Copy out every line containing the word "pytorch".
+++++
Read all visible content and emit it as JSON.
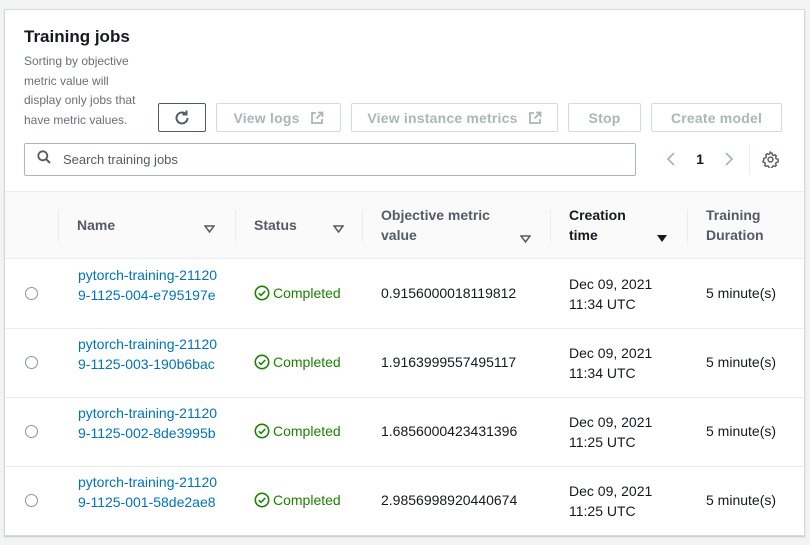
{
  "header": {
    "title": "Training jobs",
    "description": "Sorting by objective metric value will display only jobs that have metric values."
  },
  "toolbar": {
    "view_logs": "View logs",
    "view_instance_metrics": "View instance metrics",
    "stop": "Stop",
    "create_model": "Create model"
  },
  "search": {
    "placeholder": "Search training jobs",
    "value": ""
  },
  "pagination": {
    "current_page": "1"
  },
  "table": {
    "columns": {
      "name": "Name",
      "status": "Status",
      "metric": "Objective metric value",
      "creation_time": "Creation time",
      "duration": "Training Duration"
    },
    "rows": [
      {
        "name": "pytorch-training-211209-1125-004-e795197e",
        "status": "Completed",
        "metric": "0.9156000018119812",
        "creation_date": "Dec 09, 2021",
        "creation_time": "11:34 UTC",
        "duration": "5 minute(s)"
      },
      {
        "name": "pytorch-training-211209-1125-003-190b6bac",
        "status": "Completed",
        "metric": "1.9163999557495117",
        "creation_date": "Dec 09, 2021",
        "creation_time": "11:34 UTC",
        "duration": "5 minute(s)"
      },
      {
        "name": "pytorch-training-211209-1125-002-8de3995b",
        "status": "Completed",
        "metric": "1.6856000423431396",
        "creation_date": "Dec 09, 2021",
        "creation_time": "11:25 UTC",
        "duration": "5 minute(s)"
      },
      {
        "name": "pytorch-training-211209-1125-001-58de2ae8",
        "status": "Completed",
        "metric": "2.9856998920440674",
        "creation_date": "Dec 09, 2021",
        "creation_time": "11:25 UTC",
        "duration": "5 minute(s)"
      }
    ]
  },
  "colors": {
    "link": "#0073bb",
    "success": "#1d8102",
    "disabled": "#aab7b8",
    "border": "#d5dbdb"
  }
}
+++++
EXERCISE RESPONSE:
        "name": "pytorch-training-211209-1125-004-e795197e",
        "name": "pytorch-training-211209-1125-003-190b6bac",
        "name": "pytorch-training-211209-1125-002-8de3995b",
        "name": "pytorch-training-211209-1125-001-58de2ae8",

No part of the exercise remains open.